··· Rows ···
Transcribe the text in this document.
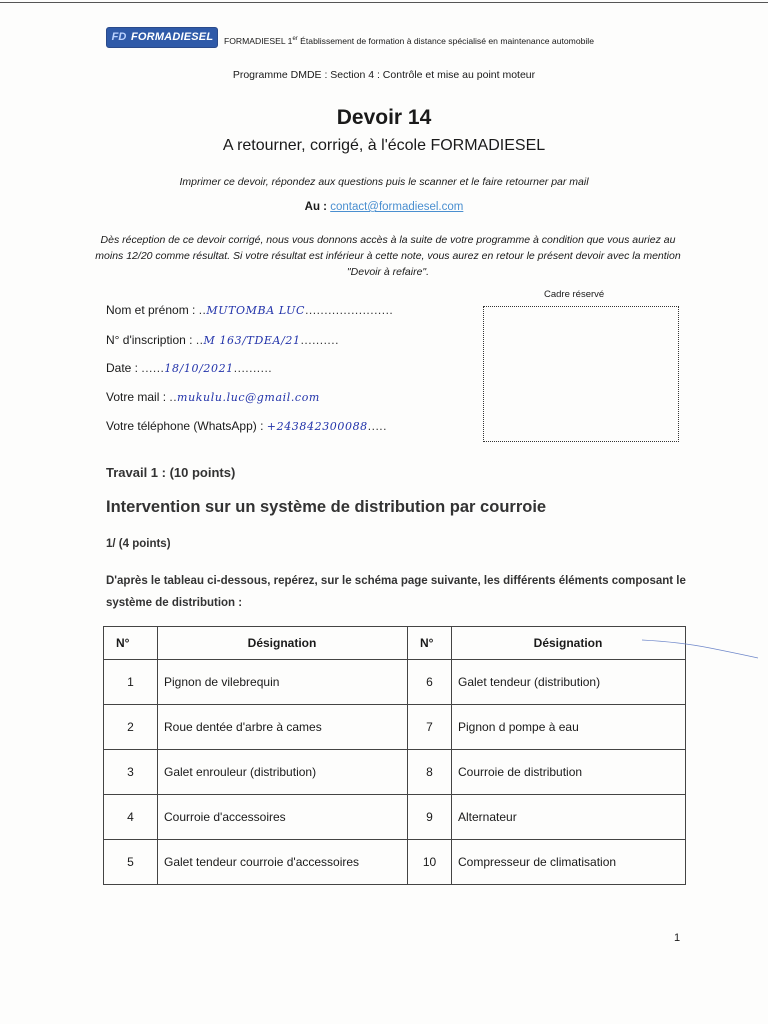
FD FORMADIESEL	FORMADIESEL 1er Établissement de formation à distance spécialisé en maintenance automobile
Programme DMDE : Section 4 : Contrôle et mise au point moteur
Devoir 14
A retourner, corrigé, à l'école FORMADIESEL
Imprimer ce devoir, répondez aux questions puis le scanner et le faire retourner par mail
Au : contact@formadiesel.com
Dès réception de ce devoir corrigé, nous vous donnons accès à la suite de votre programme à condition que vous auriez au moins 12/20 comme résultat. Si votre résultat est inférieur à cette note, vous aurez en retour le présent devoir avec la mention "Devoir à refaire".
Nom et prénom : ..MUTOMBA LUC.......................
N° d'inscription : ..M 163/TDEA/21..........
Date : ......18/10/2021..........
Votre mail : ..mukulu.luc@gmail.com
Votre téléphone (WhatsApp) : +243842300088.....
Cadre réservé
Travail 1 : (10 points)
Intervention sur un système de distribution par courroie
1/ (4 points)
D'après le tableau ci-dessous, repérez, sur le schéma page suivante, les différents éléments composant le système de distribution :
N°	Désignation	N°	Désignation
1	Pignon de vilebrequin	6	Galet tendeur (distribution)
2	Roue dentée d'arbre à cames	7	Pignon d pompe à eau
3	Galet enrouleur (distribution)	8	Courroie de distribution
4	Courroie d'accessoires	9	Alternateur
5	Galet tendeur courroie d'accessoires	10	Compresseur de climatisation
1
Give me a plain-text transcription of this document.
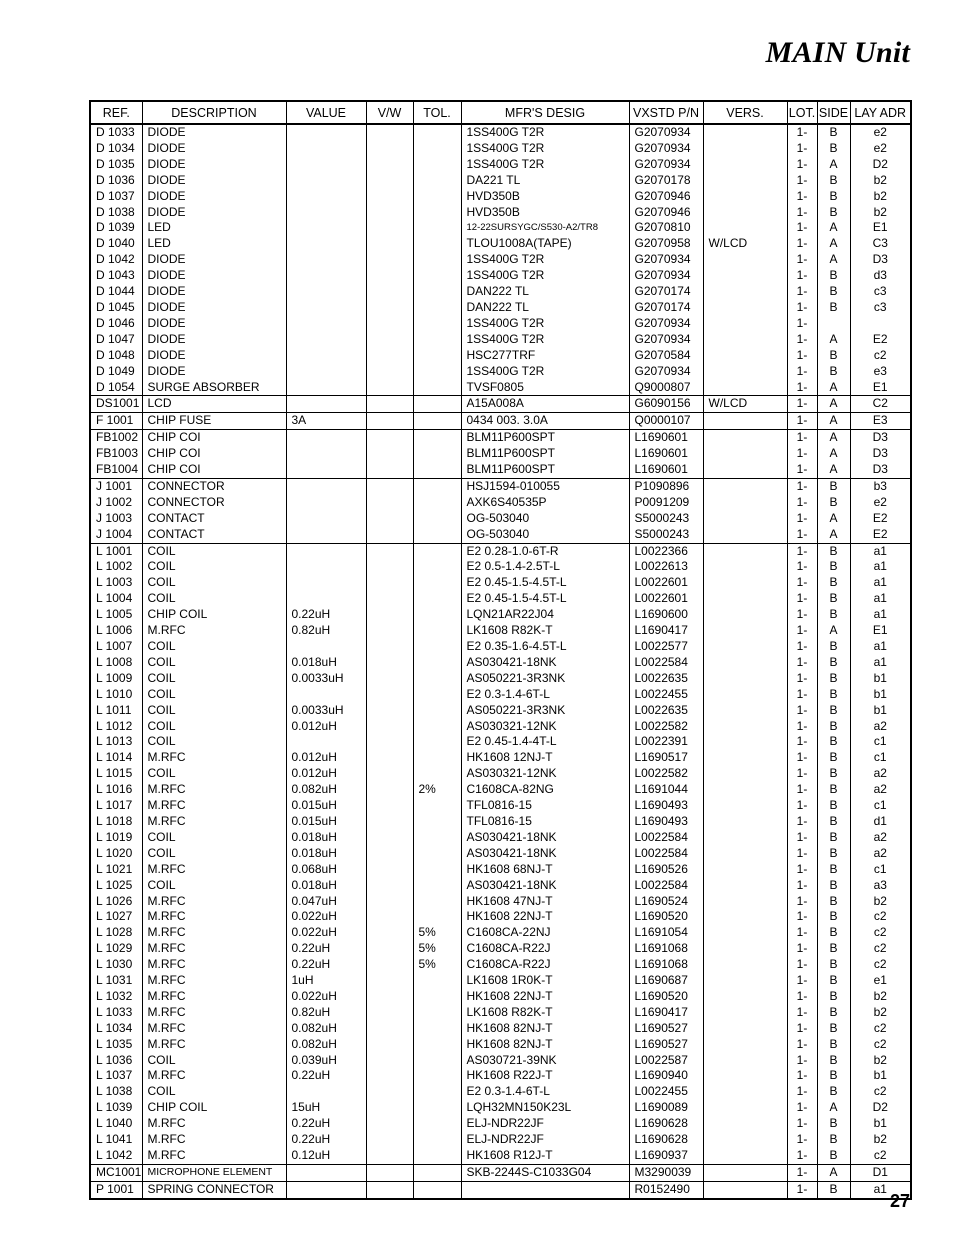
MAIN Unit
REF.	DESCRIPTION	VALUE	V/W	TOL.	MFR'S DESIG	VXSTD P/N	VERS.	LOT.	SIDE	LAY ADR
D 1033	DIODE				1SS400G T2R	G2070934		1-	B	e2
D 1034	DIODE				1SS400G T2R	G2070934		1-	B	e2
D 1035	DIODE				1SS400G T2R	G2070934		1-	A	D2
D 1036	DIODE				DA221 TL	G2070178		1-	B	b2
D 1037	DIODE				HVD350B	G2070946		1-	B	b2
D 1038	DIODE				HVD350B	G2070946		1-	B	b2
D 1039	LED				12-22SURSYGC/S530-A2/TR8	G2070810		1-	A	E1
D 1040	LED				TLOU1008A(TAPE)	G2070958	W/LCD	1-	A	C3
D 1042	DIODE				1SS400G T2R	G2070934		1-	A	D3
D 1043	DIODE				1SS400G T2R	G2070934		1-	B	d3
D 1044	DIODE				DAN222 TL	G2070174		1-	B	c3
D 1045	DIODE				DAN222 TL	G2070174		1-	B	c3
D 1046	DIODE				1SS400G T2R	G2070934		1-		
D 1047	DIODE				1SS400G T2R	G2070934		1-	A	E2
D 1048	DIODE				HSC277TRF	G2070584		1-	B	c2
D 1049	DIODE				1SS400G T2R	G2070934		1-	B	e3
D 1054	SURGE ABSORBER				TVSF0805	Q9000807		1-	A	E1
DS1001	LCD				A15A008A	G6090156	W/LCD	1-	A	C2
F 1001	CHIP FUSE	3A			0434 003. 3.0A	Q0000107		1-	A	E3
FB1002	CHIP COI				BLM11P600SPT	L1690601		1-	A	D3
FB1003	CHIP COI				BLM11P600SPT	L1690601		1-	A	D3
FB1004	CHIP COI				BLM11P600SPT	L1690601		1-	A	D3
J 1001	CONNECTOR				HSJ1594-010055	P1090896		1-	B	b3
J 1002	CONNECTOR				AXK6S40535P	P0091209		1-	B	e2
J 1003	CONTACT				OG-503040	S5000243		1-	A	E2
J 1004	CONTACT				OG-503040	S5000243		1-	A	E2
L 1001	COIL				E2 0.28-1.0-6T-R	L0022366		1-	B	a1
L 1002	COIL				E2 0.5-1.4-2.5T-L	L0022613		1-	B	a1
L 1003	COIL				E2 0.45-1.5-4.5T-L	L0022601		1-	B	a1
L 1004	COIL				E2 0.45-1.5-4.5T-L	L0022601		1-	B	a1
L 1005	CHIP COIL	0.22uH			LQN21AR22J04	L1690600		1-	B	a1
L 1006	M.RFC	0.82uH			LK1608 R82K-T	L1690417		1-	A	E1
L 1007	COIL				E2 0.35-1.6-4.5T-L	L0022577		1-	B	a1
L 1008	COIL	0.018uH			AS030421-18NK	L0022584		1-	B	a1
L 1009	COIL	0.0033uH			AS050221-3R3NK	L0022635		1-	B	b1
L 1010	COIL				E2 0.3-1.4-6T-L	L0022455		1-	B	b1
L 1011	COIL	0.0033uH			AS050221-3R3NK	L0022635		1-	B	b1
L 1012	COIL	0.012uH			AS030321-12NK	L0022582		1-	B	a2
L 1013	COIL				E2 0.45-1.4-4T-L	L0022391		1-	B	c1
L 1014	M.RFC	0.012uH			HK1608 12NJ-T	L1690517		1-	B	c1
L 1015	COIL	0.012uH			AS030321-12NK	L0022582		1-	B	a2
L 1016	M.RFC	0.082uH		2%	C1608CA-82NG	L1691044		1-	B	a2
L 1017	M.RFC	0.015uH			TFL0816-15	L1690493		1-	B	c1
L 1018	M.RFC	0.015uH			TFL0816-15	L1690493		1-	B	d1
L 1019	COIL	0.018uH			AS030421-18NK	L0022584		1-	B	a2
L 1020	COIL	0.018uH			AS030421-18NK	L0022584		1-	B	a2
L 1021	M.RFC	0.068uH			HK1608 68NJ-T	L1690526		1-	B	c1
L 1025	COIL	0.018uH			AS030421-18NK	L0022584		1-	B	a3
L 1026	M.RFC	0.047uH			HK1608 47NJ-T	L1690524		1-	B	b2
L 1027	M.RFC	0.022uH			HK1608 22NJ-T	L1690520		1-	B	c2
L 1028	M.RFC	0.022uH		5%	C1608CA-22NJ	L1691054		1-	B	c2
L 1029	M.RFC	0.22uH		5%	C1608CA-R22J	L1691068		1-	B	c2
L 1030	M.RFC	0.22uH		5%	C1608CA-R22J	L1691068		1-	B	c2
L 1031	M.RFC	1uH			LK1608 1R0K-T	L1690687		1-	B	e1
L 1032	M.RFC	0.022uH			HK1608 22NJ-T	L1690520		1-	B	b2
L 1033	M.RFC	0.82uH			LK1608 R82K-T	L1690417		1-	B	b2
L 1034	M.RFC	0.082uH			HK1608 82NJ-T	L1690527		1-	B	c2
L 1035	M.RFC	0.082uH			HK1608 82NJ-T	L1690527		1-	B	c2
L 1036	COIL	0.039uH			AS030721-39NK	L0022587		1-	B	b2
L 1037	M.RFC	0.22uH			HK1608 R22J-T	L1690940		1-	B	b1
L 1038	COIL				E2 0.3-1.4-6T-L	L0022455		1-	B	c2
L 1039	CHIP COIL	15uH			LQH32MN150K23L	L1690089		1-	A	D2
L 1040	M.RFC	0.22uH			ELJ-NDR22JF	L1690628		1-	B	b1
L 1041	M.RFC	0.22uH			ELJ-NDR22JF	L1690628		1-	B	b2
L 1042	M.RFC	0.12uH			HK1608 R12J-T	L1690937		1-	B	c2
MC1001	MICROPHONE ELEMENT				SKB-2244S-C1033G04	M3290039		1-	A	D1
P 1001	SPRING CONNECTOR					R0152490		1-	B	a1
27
···
- **Task requirements**
Exactly as written, return every line of the listing, but not the pictures.

- **Solved problem**
Transcribe the text in this document.
FD FORMADIESEL	FORMADIESEL 1er Établissement de formation à distance spécialisé en maintenance automobile
Programme DMDE : Section 4 : Contrôle et mise au point moteur
Devoir 14
A retourner, corrigé, à l'école FORMADIESEL
Imprimer ce devoir, répondez aux questions puis le scanner et le faire retourner par mail
Au : contact@formadiesel.com
Dès réception de ce devoir corrigé, nous vous donnons accès à la suite de votre programme à condition que vous auriez au moins 12/20 comme résultat. Si votre résultat est inférieur à cette note, vous aurez en retour le présent devoir avec la mention "Devoir à refaire".
Nom et prénom : ..MUTOMBA LUC.......................
N° d'inscription : ..M 163/TDEA/21..........
Date : ......18/10/2021..........
Votre mail : ..mukulu.luc@gmail.com
Votre téléphone (WhatsApp) : +243842300088.....
Cadre réservé
Travail 1 : (10 points)
Intervention sur un système de distribution par courroie
1/ (4 points)
D'après le tableau ci-dessous, repérez, sur le schéma page suivante, les différents éléments composant le système de distribution :
N°	Désignation	N°	Désignation
1	Pignon de vilebrequin	6	Galet tendeur (distribution)
2	Roue dentée d'arbre à cames	7	Pignon d pompe à eau
3	Galet enrouleur (distribution)	8	Courroie de distribution
4	Courroie d'accessoires	9	Alternateur
5	Galet tendeur courroie d'accessoires	10	Compresseur de climatisation
1
Give me a plain-text transcription of this document.
MAIN Unit
REF.	DESCRIPTION	VALUE	V/W	TOL.	MFR'S DESIG	VXSTD P/N	VERS.	LOT.	SIDE	LAY ADR
D 1033	DIODE				1SS400G T2R	G2070934		1-	B	e2
D 1034	DIODE				1SS400G T2R	G2070934		1-	B	e2
D 1035	DIODE				1SS400G T2R	G2070934		1-	A	D2
D 1036	DIODE				DA221 TL	G2070178		1-	B	b2
D 1037	DIODE				HVD350B	G2070946		1-	B	b2
D 1038	DIODE				HVD350B	G2070946		1-	B	b2
D 1039	LED				12-22SURSYGC/S530-A2/TR8	G2070810		1-	A	E1
D 1040	LED				TLOU1008A(TAPE)	G2070958	W/LCD	1-	A	C3
D 1042	DIODE				1SS400G T2R	G2070934		1-	A	D3
D 1043	DIODE				1SS400G T2R	G2070934		1-	B	d3
D 1044	DIODE				DAN222 TL	G2070174		1-	B	c3
D 1045	DIODE				DAN222 TL	G2070174		1-	B	c3
D 1046	DIODE				1SS400G T2R	G2070934		1-		
D 1047	DIODE				1SS400G T2R	G2070934		1-	A	E2
D 1048	DIODE				HSC277TRF	G2070584		1-	B	c2
D 1049	DIODE				1SS400G T2R	G2070934		1-	B	e3
D 1054	SURGE ABSORBER				TVSF0805	Q9000807		1-	A	E1
DS1001	LCD				A15A008A	G6090156	W/LCD	1-	A	C2
F 1001	CHIP FUSE	3A			0434 003. 3.0A	Q0000107		1-	A	E3
FB1002	CHIP COI				BLM11P600SPT	L1690601		1-	A	D3
FB1003	CHIP COI				BLM11P600SPT	L1690601		1-	A	D3
FB1004	CHIP COI				BLM11P600SPT	L1690601		1-	A	D3
J 1001	CONNECTOR				HSJ1594-010055	P1090896		1-	B	b3
J 1002	CONNECTOR				AXK6S40535P	P0091209		1-	B	e2
J 1003	CONTACT				OG-503040	S5000243		1-	A	E2
J 1004	CONTACT				OG-503040	S5000243		1-	A	E2
L 1001	COIL				E2 0.28-1.0-6T-R	L0022366		1-	B	a1
L 1002	COIL				E2 0.5-1.4-2.5T-L	L0022613		1-	B	a1
L 1003	COIL				E2 0.45-1.5-4.5T-L	L0022601		1-	B	a1
L 1004	COIL				E2 0.45-1.5-4.5T-L	L0022601		1-	B	a1
L 1005	CHIP COIL	0.22uH			LQN21AR22J04	L1690600		1-	B	a1
L 1006	M.RFC	0.82uH			LK1608 R82K-T	L1690417		1-	A	E1
L 1007	COIL				E2 0.35-1.6-4.5T-L	L0022577		1-	B	a1
L 1008	COIL	0.018uH			AS030421-18NK	L0022584		1-	B	a1
L 1009	COIL	0.0033uH			AS050221-3R3NK	L0022635		1-	B	b1
L 1010	COIL				E2 0.3-1.4-6T-L	L0022455		1-	B	b1
L 1011	COIL	0.0033uH			AS050221-3R3NK	L0022635		1-	B	b1
L 1012	COIL	0.012uH			AS030321-12NK	L0022582		1-	B	a2
L 1013	COIL				E2 0.45-1.4-4T-L	L0022391		1-	B	c1
L 1014	M.RFC	0.012uH			HK1608 12NJ-T	L1690517		1-	B	c1
L 1015	COIL	0.012uH			AS030321-12NK	L0022582		1-	B	a2
L 1016	M.RFC	0.082uH		2%	C1608CA-82NG	L1691044		1-	B	a2
L 1017	M.RFC	0.015uH			TFL0816-15	L1690493		1-	B	c1
L 1018	M.RFC	0.015uH			TFL0816-15	L1690493		1-	B	d1
L 1019	COIL	0.018uH			AS030421-18NK	L0022584		1-	B	a2
L 1020	COIL	0.018uH			AS030421-18NK	L0022584		1-	B	a2
L 1021	M.RFC	0.068uH			HK1608 68NJ-T	L1690526		1-	B	c1
L 1025	COIL	0.018uH			AS030421-18NK	L0022584		1-	B	a3
L 1026	M.RFC	0.047uH			HK1608 47NJ-T	L1690524		1-	B	b2
L 1027	M.RFC	0.022uH			HK1608 22NJ-T	L1690520		1-	B	c2
L 1028	M.RFC	0.022uH		5%	C1608CA-22NJ	L1691054		1-	B	c2
L 1029	M.RFC	0.22uH		5%	C1608CA-R22J	L1691068		1-	B	c2
L 1030	M.RFC	0.22uH		5%	C1608CA-R22J	L1691068		1-	B	c2
L 1031	M.RFC	1uH			LK1608 1R0K-T	L1690687		1-	B	e1
L 1032	M.RFC	0.022uH			HK1608 22NJ-T	L1690520		1-	B	b2
L 1033	M.RFC	0.82uH			LK1608 R82K-T	L1690417		1-	B	b2
L 1034	M.RFC	0.082uH			HK1608 82NJ-T	L1690527		1-	B	c2
L 1035	M.RFC	0.082uH			HK1608 82NJ-T	L1690527		1-	B	c2
L 1036	COIL	0.039uH			AS030721-39NK	L0022587		1-	B	b2
L 1037	M.RFC	0.22uH			HK1608 R22J-T	L1690940		1-	B	b1
L 1038	COIL				E2 0.3-1.4-6T-L	L0022455		1-	B	c2
L 1039	CHIP COIL	15uH			LQH32MN150K23L	L1690089		1-	A	D2
L 1040	M.RFC	0.22uH			ELJ-NDR22JF	L1690628		1-	B	b1
L 1041	M.RFC	0.22uH			ELJ-NDR22JF	L1690628		1-	B	b2
L 1042	M.RFC	0.12uH			HK1608 R12J-T	L1690937		1-	B	c2
MC1001	MICROPHONE ELEMENT				SKB-2244S-C1033G04	M3290039		1-	A	D1
P 1001	SPRING CONNECTOR					R0152490		1-	B	a1
27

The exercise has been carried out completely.